__Work instructions__.
Omit any picture, and return the remaining data exactly as written.

__Figure content listings__.

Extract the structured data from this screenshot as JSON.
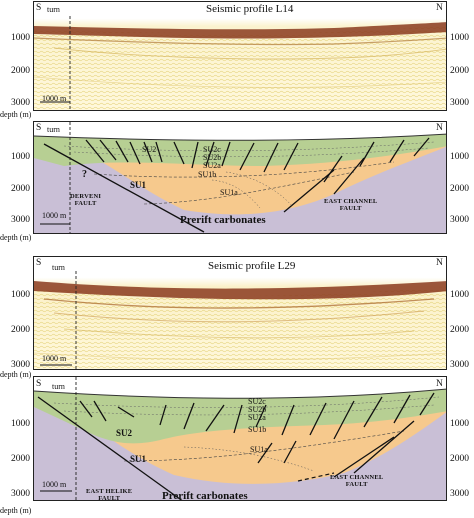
{
  "profiles": [
    {
      "title": "Seismic profile L14",
      "south": "S",
      "north": "N",
      "turn": "turn",
      "scale": "1000 m",
      "depth_unit": "depth (m)",
      "depths_left": [
        "1000",
        "2000",
        "3000"
      ],
      "depths_right": [
        "1000",
        "2000",
        "3000"
      ]
    },
    {
      "south": "S",
      "north": "N",
      "turn": "turn",
      "scale": "1000 m",
      "depth_unit": "depth (m)",
      "depths_left": [
        "1000",
        "2000",
        "3000"
      ],
      "depths_right": [
        "1000",
        "2000",
        "3000"
      ],
      "labels": {
        "su2_a": "SU2",
        "su2c": "SU2c",
        "su2b": "SU2b",
        "su2a": "SU2a",
        "su1": "SU1",
        "su1b": "SU1b",
        "su1a": "SU1a",
        "q": "?",
        "prerift": "Prerift carbonates",
        "fault_left": [
          "DERVENI",
          "FAULT"
        ],
        "fault_right": [
          "EAST CHANNEL",
          "FAULT"
        ]
      }
    },
    {
      "title": "Seismic profile L29",
      "south": "S",
      "north": "N",
      "turn": "turn",
      "scale": "1000 m",
      "depth_unit": "depth (m)",
      "depths_left": [
        "1000",
        "2000",
        "3000"
      ],
      "depths_right": [
        "1000",
        "2000",
        "3000"
      ]
    },
    {
      "south": "S",
      "north": "N",
      "turn": "turn",
      "scale": "1000 m",
      "depth_unit": "depth (m)",
      "depths_left": [
        "1000",
        "2000",
        "3000"
      ],
      "depths_right": [
        "1000",
        "2000",
        "3000"
      ],
      "labels": {
        "su2": "SU2",
        "su2c": "SU2c",
        "su2b": "SU2b",
        "su2a": "SU2a",
        "su1": "SU1",
        "su1b": "SU1b",
        "su1a": "SU1a",
        "prerift": "Prerift carbonates",
        "fault_left": [
          "EAST HELIKE",
          "FAULT"
        ],
        "fault_right": [
          "EAST CHANNEL",
          "FAULT"
        ]
      }
    }
  ],
  "colors": {
    "seismic_bg": "#f6efc2",
    "seismic_dark": "#7a2a16",
    "su2": "#b7cf93",
    "su1": "#f6c98d",
    "prerift": "#c9bfd6",
    "water": "#ffffff"
  }
}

__The solution__.
Extract the structured data from this screenshot as JSON.
{
  "profiles": [
    {
      "title": "Seismic profile L14",
      "south": "S",
      "north": "N",
      "turn": "turn",
      "scale": "1000 m",
      "depth_unit": "depth (m)",
      "depths_left": [
        "1000",
        "2000",
        "3000"
      ],
      "depths_right": [
        "1000",
        "2000",
        "3000"
      ]
    },
    {
      "south": "S",
      "north": "N",
      "turn": "turn",
      "scale": "1000 m",
      "depth_unit": "depth (m)",
      "depths_left": [
        "1000",
        "2000",
        "3000"
      ],
      "depths_right": [
        "1000",
        "2000",
        "3000"
      ],
      "labels": {
        "su2_a": "SU2",
        "su2c": "SU2c",
        "su2b": "SU2b",
        "su2a": "SU2a",
        "su1": "SU1",
        "su1b": "SU1b",
        "su1a": "SU1a",
        "q": "?",
        "prerift": "Prerift carbonates",
        "fault_left": [
          "DERVENI",
          "FAULT"
        ],
        "fault_right": [
          "EAST CHANNEL",
          "FAULT"
        ]
      }
    },
    {
      "title": "Seismic profile L29",
      "south": "S",
      "north": "N",
      "turn": "turn",
      "scale": "1000 m",
      "depth_unit": "depth (m)",
      "depths_left": [
        "1000",
        "2000",
        "3000"
      ],
      "depths_right": [
        "1000",
        "2000",
        "3000"
      ]
    },
    {
      "south": "S",
      "north": "N",
      "turn": "turn",
      "scale": "1000 m",
      "depth_unit": "depth (m)",
      "depths_left": [
        "1000",
        "2000",
        "3000"
      ],
      "depths_right": [
        "1000",
        "2000",
        "3000"
      ],
      "labels": {
        "su2": "SU2",
        "su2c": "SU2c",
        "su2b": "SU2b",
        "su2a": "SU2a",
        "su1": "SU1",
        "su1b": "SU1b",
        "su1a": "SU1a",
        "prerift": "Prerift carbonates",
        "fault_left": [
          "EAST HELIKE",
          "FAULT"
        ],
        "fault_right": [
          "EAST CHANNEL",
          "FAULT"
        ]
      }
    }
  ],
  "colors": {
    "seismic_bg": "#f6efc2",
    "seismic_dark": "#7a2a16",
    "su2": "#b7cf93",
    "su1": "#f6c98d",
    "prerift": "#c9bfd6",
    "water": "#ffffff"
  }
}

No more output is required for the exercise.